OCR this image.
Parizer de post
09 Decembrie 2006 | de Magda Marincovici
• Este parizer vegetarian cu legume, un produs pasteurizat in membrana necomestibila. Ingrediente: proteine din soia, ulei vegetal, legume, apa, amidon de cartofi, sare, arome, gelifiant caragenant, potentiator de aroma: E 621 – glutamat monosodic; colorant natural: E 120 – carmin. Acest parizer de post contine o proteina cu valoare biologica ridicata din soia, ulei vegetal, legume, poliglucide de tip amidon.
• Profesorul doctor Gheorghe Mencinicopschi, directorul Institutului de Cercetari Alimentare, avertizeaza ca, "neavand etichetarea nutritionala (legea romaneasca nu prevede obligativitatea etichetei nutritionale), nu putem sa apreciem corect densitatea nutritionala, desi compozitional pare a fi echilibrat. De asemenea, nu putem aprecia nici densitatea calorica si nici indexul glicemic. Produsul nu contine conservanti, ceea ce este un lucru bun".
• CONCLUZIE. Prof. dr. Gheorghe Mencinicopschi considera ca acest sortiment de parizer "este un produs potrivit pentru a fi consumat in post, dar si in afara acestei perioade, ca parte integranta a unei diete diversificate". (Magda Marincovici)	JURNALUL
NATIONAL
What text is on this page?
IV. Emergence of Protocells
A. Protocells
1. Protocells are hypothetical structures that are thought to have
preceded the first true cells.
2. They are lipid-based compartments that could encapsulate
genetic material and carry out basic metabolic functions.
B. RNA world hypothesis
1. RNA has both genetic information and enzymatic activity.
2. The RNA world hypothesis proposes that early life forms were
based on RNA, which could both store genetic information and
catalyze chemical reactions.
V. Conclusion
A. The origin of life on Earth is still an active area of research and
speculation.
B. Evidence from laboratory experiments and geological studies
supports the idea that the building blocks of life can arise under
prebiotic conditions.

····················

_WHAT NEEDS TO BE DONE_. What is needed is the number of lines in the data that contain "both", given with nothing else.

_ANSWER SPACE_. 2